- **OBJECTIVE**: Report the number of lines containing "等腰梯形", with no other words.

━━━

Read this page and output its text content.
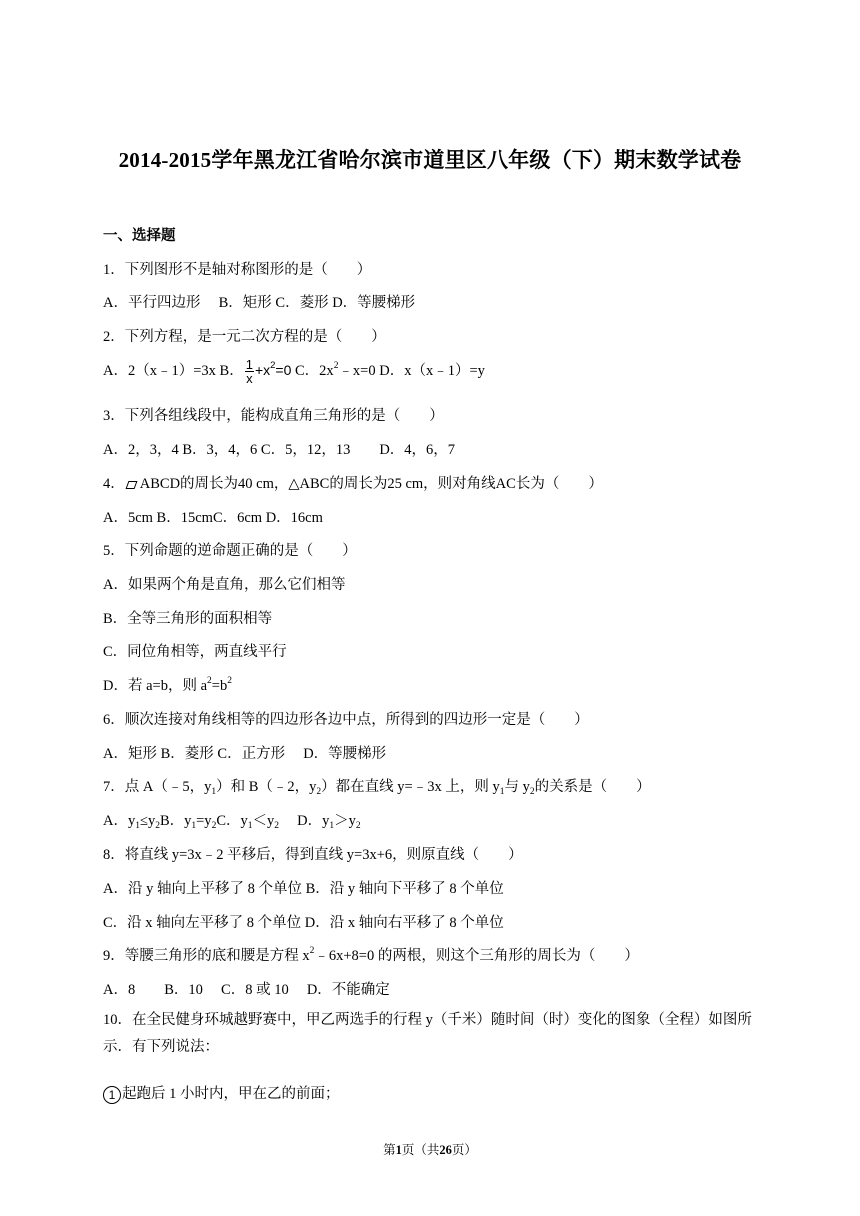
2014-2015学年黑龙江省哈尔滨市道里区八年级（下）期末数学试卷
一、选择题
1．下列图形不是轴对称图形的是（　　）
A．平行四边形　 B．矩形 C．菱形 D．等腰梯形
2．下列方程，是一元二次方程的是（　　）
A．2（x﹣1）=3x B． $\frac{1}{x} +x^2=0$ C．$2x^2﹣x=0$ D．x（x﹣1）=y
3．下列各组线段中，能构成直角三角形的是（　　）
A．2，3，4 B．3，4，6 C．5，12，13　　D．4，6，7
4． ABCD的周长为40 cm，△ABC的周长为25 cm，则对角线AC长为（　　）
A．5cm B．15cmC．6cm D．16cm
5．下列命题的逆命题正确的是（　　）
A．如果两个角是直角，那么它们相等
B．全等三角形的面积相等
C．同位角相等，两直线平行
D．若 a=b，则 $a^2=b^2$
6．顺次连接对角线相等的四边形各边中点，所得到的四边形一定是（　　）
A．矩形 B．菱形 C．正方形　 D．等腰梯形
7．点 A（﹣5，$y_1$）和 B（﹣2，$y_2$）都在直线 y=﹣3x 上，则 $y_1$与 $y_2$的关系是（　　）
A．$y_1\le y_2B$．$y_1=y_2C$．$y_1<y_2$　 D．$y_1>y_2$
8．将直线 y=3x﹣2 平移后，得到直线 y=3x+6，则原直线（　　）
A．沿 y 轴向上平移了 8 个单位 B．沿 y 轴向下平移了 8 个单位
C．沿 x 轴向左平移了 8 个单位 D．沿 x 轴向右平移了 8 个单位
9．等腰三角形的底和腰是方程 $x^2﹣6x+8=0$ 的两根，则这个三角形的周长为（　　）
A．8　　B．10　 C．8 或 10　 D．不能确定
10．在全民健身环城越野赛中，甲乙两选手的行程 y（千米）随时间（时）变化的图象（全程）如图所示．有下列说法：
1 起跑后 1 小时内，甲在乙的前面；
第1页（共26页）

━━━

- **RESULT FOR THIS TASK**: 2